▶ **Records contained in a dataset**
(begin)

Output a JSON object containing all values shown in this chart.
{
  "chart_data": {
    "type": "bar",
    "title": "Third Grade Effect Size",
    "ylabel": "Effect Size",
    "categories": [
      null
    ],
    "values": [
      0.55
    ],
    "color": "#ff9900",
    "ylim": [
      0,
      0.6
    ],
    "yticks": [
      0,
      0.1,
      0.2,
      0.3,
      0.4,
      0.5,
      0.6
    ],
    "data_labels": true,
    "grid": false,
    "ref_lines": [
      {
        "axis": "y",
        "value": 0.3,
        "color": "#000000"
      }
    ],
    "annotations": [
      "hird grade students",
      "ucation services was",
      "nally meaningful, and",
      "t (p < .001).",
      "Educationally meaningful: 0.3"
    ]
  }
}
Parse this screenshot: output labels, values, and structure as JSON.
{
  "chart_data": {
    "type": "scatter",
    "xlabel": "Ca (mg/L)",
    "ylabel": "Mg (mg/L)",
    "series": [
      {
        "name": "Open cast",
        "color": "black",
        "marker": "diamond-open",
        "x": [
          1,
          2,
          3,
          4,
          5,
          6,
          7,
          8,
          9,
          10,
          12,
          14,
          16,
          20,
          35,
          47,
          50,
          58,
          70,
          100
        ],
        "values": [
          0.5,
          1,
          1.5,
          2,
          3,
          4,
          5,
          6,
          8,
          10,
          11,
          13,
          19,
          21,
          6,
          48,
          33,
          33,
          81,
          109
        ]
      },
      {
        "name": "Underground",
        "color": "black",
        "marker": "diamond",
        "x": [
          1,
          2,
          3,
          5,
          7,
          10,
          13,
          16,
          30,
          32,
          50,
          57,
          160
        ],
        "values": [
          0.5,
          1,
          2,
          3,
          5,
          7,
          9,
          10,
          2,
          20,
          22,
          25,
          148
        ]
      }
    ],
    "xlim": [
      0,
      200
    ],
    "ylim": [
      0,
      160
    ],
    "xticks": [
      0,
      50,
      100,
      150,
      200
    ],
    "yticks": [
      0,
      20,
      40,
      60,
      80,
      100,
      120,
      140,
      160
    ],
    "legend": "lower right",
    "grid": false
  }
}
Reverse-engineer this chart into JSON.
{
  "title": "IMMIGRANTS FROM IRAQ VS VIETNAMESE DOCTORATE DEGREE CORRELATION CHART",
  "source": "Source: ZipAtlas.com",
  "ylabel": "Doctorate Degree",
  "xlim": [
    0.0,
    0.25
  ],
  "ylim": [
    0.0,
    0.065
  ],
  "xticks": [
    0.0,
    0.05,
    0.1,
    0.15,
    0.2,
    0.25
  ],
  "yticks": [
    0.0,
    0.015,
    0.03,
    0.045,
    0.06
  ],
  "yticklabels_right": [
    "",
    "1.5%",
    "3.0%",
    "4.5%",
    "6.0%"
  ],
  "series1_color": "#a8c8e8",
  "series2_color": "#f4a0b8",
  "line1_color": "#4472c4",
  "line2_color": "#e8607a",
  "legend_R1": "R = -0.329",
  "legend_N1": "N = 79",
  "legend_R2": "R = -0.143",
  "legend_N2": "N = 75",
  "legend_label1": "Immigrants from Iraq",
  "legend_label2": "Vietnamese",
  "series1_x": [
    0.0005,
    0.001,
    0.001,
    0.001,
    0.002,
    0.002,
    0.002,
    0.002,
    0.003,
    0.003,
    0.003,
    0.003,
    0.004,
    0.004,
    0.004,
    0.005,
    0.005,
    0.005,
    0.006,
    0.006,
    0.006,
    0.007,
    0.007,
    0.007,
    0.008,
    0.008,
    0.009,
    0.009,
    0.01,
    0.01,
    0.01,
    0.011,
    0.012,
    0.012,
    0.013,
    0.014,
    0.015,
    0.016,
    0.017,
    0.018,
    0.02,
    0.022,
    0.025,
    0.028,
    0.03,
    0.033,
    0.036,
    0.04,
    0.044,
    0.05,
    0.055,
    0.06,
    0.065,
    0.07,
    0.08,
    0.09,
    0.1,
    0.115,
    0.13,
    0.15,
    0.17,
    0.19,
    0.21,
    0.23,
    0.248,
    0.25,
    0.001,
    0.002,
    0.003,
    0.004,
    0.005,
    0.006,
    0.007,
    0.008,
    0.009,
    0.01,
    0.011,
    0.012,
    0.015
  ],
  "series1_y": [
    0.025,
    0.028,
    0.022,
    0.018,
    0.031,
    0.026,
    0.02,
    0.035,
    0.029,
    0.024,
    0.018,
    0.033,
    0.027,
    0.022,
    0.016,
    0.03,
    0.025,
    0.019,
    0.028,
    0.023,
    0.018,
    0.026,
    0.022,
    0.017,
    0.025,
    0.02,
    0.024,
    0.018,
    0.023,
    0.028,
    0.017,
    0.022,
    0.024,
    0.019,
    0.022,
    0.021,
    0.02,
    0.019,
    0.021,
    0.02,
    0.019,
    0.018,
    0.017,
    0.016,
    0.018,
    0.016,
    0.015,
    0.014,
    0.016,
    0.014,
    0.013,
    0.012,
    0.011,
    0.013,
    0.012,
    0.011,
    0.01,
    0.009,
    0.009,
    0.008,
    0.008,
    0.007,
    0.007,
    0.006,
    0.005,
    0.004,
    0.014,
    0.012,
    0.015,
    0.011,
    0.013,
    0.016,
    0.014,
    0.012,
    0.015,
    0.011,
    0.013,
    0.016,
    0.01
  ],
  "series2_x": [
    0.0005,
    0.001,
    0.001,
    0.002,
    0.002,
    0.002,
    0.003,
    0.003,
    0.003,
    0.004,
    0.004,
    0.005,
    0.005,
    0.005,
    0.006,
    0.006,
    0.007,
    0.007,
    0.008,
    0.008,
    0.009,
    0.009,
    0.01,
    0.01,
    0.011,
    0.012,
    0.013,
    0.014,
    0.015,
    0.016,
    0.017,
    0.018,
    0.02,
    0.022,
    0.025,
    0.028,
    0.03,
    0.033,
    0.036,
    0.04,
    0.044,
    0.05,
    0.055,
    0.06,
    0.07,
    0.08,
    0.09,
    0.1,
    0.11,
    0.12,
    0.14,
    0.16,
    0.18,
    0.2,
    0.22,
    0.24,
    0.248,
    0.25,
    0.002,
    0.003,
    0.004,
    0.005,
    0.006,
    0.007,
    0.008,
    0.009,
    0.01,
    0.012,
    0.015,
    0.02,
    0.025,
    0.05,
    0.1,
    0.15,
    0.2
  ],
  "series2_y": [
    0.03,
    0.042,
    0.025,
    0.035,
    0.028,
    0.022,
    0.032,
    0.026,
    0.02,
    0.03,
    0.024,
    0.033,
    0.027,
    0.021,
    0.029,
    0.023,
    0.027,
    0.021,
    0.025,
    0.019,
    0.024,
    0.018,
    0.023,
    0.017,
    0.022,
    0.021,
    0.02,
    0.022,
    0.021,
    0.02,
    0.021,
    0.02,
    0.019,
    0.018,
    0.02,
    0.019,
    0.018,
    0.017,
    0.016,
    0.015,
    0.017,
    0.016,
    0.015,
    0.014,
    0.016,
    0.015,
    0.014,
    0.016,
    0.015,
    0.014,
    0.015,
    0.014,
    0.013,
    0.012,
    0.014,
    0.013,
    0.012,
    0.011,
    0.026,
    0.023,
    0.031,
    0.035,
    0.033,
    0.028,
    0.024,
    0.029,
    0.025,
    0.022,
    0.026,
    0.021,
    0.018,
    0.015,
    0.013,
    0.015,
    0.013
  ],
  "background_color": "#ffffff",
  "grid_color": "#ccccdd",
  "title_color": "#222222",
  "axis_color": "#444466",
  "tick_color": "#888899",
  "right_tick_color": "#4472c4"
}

(end)

▶ **Your objective**
Reproduce all data above, unchanged.

▶ **Exercise answer**
Output a JSON object containing all values shown in this chart.
{
  "chart_data": {
    "type": "bar",
    "title": "Third Grade Effect Size",
    "ylabel": "Effect Size",
    "categories": [
      null
    ],
    "values": [
      0.55
    ],
    "color": "#ff9900",
    "ylim": [
      0,
      0.6
    ],
    "yticks": [
      0,
      0.1,
      0.2,
      0.3,
      0.4,
      0.5,
      0.6
    ],
    "data_labels": true,
    "grid": false,
    "ref_lines": [
      {
        "axis": "y",
        "value": 0.3,
        "color": "#000000"
      }
    ],
    "annotations": [
      "hird grade students",
      "ucation services was",
      "nally meaningful, and",
      "t (p < .001).",
      "Educationally meaningful: 0.3"
    ]
  }
}
Parse this screenshot: output labels, values, and structure as JSON.
{
  "chart_data": {
    "type": "scatter",
    "xlabel": "Ca (mg/L)",
    "ylabel": "Mg (mg/L)",
    "series": [
      {
        "name": "Open cast",
        "color": "black",
        "marker": "diamond-open",
        "x": [
          1,
          2,
          3,
          4,
          5,
          6,
          7,
          8,
          9,
          10,
          12,
          14,
          16,
          20,
          35,
          47,
          50,
          58,
          70,
          100
        ],
        "values": [
          0.5,
          1,
          1.5,
          2,
          3,
          4,
          5,
          6,
          8,
          10,
          11,
          13,
          19,
          21,
          6,
          48,
          33,
          33,
          81,
          109
        ]
      },
      {
        "name": "Underground",
        "color": "black",
        "marker": "diamond",
        "x": [
          1,
          2,
          3,
          5,
          7,
          10,
          13,
          16,
          30,
          32,
          50,
          57,
          160
        ],
        "values": [
          0.5,
          1,
          2,
          3,
          5,
          7,
          9,
          10,
          2,
          20,
          22,
          25,
          148
        ]
      }
    ],
    "xlim": [
      0,
      200
    ],
    "ylim": [
      0,
      160
    ],
    "xticks": [
      0,
      50,
      100,
      150,
      200
    ],
    "yticks": [
      0,
      20,
      40,
      60,
      80,
      100,
      120,
      140,
      160
    ],
    "legend": "lower right",
    "grid": false
  }
}
Reverse-engineer this chart into JSON.
{
  "title": "IMMIGRANTS FROM IRAQ VS VIETNAMESE DOCTORATE DEGREE CORRELATION CHART",
  "source": "Source: ZipAtlas.com",
  "ylabel": "Doctorate Degree",
  "xlim": [
    0.0,
    0.25
  ],
  "ylim": [
    0.0,
    0.065
  ],
  "xticks": [
    0.0,
    0.05,
    0.1,
    0.15,
    0.2,
    0.25
  ],
  "yticks": [
    0.0,
    0.015,
    0.03,
    0.045,
    0.06
  ],
  "yticklabels_right": [
    "",
    "1.5%",
    "3.0%",
    "4.5%",
    "6.0%"
  ],
  "series1_color": "#a8c8e8",
  "series2_color": "#f4a0b8",
  "line1_color": "#4472c4",
  "line2_color": "#e8607a",
  "legend_R1": "R = -0.329",
  "legend_N1": "N = 79",
  "legend_R2": "R = -0.143",
  "legend_N2": "N = 75",
  "legend_label1": "Immigrants from Iraq",
  "legend_label2": "Vietnamese",
  "series1_x": [
    0.0005,
    0.001,
    0.001,
    0.001,
    0.002,
    0.002,
    0.002,
    0.002,
    0.003,
    0.003,
    0.003,
    0.003,
    0.004,
    0.004,
    0.004,
    0.005,
    0.005,
    0.005,
    0.006,
    0.006,
    0.006,
    0.007,
    0.007,
    0.007,
    0.008,
    0.008,
    0.009,
    0.009,
    0.01,
    0.01,
    0.01,
    0.011,
    0.012,
    0.012,
    0.013,
    0.014,
    0.015,
    0.016,
    0.017,
    0.018,
    0.02,
    0.022,
    0.025,
    0.028,
    0.03,
    0.033,
    0.036,
    0.04,
    0.044,
    0.05,
    0.055,
    0.06,
    0.065,
    0.07,
    0.08,
    0.09,
    0.1,
    0.115,
    0.13,
    0.15,
    0.17,
    0.19,
    0.21,
    0.23,
    0.248,
    0.25,
    0.001,
    0.002,
    0.003,
    0.004,
    0.005,
    0.006,
    0.007,
    0.008,
    0.009,
    0.01,
    0.011,
    0.012,
    0.015
  ],
  "series1_y": [
    0.025,
    0.028,
    0.022,
    0.018,
    0.031,
    0.026,
    0.02,
    0.035,
    0.029,
    0.024,
    0.018,
    0.033,
    0.027,
    0.022,
    0.016,
    0.03,
    0.025,
    0.019,
    0.028,
    0.023,
    0.018,
    0.026,
    0.022,
    0.017,
    0.025,
    0.02,
    0.024,
    0.018,
    0.023,
    0.028,
    0.017,
    0.022,
    0.024,
    0.019,
    0.022,
    0.021,
    0.02,
    0.019,
    0.021,
    0.02,
    0.019,
    0.018,
    0.017,
    0.016,
    0.018,
    0.016,
    0.015,
    0.014,
    0.016,
    0.014,
    0.013,
    0.012,
    0.011,
    0.013,
    0.012,
    0.011,
    0.01,
    0.009,
    0.009,
    0.008,
    0.008,
    0.007,
    0.007,
    0.006,
    0.005,
    0.004,
    0.014,
    0.012,
    0.015,
    0.011,
    0.013,
    0.016,
    0.014,
    0.012,
    0.015,
    0.011,
    0.013,
    0.016,
    0.01
  ],
  "series2_x": [
    0.0005,
    0.001,
    0.001,
    0.002,
    0.002,
    0.002,
    0.003,
    0.003,
    0.003,
    0.004,
    0.004,
    0.005,
    0.005,
    0.005,
    0.006,
    0.006,
    0.007,
    0.007,
    0.008,
    0.008,
    0.009,
    0.009,
    0.01,
    0.01,
    0.011,
    0.012,
    0.013,
    0.014,
    0.015,
    0.016,
    0.017,
    0.018,
    0.02,
    0.022,
    0.025,
    0.028,
    0.03,
    0.033,
    0.036,
    0.04,
    0.044,
    0.05,
    0.055,
    0.06,
    0.07,
    0.08,
    0.09,
    0.1,
    0.11,
    0.12,
    0.14,
    0.16,
    0.18,
    0.2,
    0.22,
    0.24,
    0.248,
    0.25,
    0.002,
    0.003,
    0.004,
    0.005,
    0.006,
    0.007,
    0.008,
    0.009,
    0.01,
    0.012,
    0.015,
    0.02,
    0.025,
    0.05,
    0.1,
    0.15,
    0.2
  ],
  "series2_y": [
    0.03,
    0.042,
    0.025,
    0.035,
    0.028,
    0.022,
    0.032,
    0.026,
    0.02,
    0.03,
    0.024,
    0.033,
    0.027,
    0.021,
    0.029,
    0.023,
    0.027,
    0.021,
    0.025,
    0.019,
    0.024,
    0.018,
    0.023,
    0.017,
    0.022,
    0.021,
    0.02,
    0.022,
    0.021,
    0.02,
    0.021,
    0.02,
    0.019,
    0.018,
    0.02,
    0.019,
    0.018,
    0.017,
    0.016,
    0.015,
    0.017,
    0.016,
    0.015,
    0.014,
    0.016,
    0.015,
    0.014,
    0.016,
    0.015,
    0.014,
    0.015,
    0.014,
    0.013,
    0.012,
    0.014,
    0.013,
    0.012,
    0.011,
    0.026,
    0.023,
    0.031,
    0.035,
    0.033,
    0.028,
    0.024,
    0.029,
    0.025,
    0.022,
    0.026,
    0.021,
    0.018,
    0.015,
    0.013,
    0.015,
    0.013
  ],
  "background_color": "#ffffff",
  "grid_color": "#ccccdd",
  "title_color": "#222222",
  "axis_color": "#444466",
  "tick_color": "#888899",
  "right_tick_color": "#4472c4"
}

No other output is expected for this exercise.